## Transcribed document page entries
________________________

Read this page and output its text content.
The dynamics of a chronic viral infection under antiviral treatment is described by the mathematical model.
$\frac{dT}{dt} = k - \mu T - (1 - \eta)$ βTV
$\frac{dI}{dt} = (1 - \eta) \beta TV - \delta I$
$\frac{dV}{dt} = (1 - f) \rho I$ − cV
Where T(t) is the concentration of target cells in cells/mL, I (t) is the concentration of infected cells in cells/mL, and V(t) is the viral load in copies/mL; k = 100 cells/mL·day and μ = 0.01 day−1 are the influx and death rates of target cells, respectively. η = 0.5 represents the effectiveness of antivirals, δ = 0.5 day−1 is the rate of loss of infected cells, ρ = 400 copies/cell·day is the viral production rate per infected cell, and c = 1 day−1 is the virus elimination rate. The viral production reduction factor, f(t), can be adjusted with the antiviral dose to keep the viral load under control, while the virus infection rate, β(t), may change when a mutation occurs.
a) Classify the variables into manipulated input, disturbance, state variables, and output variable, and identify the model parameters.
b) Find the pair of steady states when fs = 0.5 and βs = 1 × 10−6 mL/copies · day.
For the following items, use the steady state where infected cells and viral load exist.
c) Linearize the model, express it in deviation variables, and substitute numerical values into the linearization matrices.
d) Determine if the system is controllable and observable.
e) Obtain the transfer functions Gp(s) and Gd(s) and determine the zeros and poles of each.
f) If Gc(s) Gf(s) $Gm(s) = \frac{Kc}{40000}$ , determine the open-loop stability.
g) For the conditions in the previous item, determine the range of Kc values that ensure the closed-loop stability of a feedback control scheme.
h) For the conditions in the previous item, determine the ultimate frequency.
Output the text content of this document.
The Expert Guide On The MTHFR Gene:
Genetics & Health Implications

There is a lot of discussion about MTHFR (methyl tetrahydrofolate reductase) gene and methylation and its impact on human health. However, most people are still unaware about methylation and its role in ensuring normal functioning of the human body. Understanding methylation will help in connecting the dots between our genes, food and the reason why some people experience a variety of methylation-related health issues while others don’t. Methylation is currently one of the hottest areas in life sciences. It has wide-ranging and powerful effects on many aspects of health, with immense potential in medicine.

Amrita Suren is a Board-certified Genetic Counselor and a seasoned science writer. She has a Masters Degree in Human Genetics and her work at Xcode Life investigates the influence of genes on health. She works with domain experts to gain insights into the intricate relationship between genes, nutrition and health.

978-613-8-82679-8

________________________

## WHAT THE TASK ASKS
Count, in the records above, the lines that contain the word "stability"; the answer is that number alone.

## THE ANSWER
2